Work required> Every entry must be given again exactly.

Records to process>
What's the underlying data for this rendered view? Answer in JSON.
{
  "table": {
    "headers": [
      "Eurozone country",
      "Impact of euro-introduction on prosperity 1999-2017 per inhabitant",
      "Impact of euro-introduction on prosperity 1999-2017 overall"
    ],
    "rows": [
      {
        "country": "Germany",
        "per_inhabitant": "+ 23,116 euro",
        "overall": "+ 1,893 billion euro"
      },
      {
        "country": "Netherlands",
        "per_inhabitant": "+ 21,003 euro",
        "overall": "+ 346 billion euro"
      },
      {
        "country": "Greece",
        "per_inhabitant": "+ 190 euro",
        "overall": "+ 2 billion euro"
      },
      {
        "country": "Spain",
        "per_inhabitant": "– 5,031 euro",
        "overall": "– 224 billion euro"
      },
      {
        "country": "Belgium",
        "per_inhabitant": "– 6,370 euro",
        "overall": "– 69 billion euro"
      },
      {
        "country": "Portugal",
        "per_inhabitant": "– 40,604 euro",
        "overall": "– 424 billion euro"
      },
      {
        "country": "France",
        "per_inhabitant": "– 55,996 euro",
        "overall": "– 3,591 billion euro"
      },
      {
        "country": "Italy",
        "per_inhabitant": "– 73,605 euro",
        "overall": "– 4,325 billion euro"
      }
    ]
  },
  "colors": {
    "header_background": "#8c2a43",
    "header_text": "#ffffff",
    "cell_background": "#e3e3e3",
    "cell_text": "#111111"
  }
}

Response to the exercise>
What's the underlying data for this rendered view? Answer in JSON.
{
  "table": {
    "headers": [
      "Eurozone country",
      "Impact of euro-introduction on prosperity 1999-2017 per inhabitant",
      "Impact of euro-introduction on prosperity 1999-2017 overall"
    ],
    "rows": [
      {
        "country": "Germany",
        "per_inhabitant": "+ 23,116 euro",
        "overall": "+ 1,893 billion euro"
      },
      {
        "country": "Netherlands",
        "per_inhabitant": "+ 21,003 euro",
        "overall": "+ 346 billion euro"
      },
      {
        "country": "Greece",
        "per_inhabitant": "+ 190 euro",
        "overall": "+ 2 billion euro"
      },
      {
        "country": "Spain",
        "per_inhabitant": "– 5,031 euro",
        "overall": "– 224 billion euro"
      },
      {
        "country": "Belgium",
        "per_inhabitant": "– 6,370 euro",
        "overall": "– 69 billion euro"
      },
      {
        "country": "Portugal",
        "per_inhabitant": "– 40,604 euro",
        "overall": "– 424 billion euro"
      },
      {
        "country": "France",
        "per_inhabitant": "– 55,996 euro",
        "overall": "– 3,591 billion euro"
      },
      {
        "country": "Italy",
        "per_inhabitant": "– 73,605 euro",
        "overall": "– 4,325 billion euro"
      }
    ]
  },
  "colors": {
    "header_background": "#8c2a43",
    "header_text": "#ffffff",
    "cell_background": "#e3e3e3",
    "cell_text": "#111111"
  }
}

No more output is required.